━━ Data rows ━━
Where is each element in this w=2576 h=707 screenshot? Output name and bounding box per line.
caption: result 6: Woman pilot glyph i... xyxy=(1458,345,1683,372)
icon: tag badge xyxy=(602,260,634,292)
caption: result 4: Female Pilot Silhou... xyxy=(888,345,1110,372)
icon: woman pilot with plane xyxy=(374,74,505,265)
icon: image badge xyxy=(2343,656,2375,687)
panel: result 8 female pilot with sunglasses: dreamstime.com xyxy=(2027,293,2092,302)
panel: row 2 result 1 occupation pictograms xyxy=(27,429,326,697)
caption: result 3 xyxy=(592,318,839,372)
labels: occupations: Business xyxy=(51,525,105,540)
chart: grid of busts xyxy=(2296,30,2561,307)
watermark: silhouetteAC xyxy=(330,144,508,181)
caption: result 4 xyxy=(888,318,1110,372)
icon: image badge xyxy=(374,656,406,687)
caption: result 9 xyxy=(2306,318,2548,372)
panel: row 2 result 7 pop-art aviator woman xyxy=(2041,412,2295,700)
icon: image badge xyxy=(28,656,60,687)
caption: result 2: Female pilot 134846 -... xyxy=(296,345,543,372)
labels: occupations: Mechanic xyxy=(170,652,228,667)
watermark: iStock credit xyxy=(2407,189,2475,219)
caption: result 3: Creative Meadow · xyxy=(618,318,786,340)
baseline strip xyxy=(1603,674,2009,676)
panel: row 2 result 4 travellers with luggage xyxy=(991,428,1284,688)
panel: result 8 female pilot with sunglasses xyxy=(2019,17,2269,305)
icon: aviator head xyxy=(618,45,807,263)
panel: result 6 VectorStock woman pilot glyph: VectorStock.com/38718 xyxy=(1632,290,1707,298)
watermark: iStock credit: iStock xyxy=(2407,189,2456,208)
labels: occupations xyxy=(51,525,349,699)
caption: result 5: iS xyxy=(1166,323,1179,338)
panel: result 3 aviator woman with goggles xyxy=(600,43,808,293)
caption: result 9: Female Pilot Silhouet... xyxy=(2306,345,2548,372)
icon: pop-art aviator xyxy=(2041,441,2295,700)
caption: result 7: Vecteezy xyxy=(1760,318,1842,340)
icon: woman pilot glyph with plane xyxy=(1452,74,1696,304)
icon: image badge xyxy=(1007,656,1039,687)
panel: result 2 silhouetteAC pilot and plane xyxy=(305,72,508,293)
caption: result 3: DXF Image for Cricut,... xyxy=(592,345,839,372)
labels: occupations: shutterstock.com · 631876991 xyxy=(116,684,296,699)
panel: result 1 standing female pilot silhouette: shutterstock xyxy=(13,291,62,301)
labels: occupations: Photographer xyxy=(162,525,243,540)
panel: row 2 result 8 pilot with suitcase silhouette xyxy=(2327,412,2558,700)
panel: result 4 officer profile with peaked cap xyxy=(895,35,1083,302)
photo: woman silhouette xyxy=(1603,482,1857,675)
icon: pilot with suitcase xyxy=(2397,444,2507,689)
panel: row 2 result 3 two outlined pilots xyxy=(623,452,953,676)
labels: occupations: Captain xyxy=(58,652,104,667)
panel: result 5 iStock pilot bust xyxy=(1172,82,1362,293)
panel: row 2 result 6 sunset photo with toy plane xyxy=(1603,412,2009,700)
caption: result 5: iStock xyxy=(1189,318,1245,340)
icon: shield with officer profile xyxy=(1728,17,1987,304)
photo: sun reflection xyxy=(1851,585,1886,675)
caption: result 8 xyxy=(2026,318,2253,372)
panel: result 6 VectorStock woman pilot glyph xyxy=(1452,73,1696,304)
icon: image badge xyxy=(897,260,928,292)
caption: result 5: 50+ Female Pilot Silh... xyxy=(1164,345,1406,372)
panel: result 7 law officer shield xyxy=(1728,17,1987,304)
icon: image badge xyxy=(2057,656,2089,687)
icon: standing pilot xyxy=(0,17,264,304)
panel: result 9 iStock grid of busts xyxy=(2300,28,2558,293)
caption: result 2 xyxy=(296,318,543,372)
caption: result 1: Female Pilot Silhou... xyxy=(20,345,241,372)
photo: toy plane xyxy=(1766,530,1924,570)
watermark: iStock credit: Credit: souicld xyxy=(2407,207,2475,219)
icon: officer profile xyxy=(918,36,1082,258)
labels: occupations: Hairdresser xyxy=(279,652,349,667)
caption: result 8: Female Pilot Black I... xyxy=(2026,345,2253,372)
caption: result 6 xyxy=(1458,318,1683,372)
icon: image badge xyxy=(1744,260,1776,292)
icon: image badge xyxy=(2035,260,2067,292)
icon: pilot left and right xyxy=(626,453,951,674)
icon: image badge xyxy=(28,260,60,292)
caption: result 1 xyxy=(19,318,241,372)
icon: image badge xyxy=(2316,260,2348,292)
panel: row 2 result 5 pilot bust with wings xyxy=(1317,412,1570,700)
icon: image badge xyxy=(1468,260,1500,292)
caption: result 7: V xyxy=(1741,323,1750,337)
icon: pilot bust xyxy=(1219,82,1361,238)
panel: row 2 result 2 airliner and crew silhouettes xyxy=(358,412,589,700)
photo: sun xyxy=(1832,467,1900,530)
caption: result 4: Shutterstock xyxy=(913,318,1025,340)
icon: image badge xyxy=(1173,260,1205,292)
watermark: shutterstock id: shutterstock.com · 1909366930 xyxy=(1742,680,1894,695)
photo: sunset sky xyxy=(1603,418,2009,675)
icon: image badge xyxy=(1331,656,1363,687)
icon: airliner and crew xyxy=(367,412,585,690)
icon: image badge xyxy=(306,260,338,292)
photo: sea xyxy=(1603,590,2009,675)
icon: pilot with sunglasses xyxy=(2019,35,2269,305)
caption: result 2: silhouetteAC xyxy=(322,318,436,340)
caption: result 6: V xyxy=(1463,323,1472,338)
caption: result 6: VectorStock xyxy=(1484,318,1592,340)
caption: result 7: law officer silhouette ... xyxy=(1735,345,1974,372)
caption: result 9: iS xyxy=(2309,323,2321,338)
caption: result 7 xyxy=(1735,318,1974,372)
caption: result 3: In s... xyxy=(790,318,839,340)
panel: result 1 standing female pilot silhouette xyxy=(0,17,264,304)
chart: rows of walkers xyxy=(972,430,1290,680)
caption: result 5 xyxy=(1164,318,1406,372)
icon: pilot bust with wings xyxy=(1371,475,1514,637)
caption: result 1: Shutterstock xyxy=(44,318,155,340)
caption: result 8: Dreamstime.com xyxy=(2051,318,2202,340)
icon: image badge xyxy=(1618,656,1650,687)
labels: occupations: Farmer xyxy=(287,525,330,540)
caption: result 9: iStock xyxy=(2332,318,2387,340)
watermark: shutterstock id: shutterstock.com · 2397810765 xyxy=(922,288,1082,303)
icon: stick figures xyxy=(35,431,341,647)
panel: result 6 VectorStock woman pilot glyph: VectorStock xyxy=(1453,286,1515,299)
━━━
→ **Your task**:
Please count the lines in the entries above that contain the string "suitcase", matching case exactly, and give only the number.

→ **Answer to the task**:
2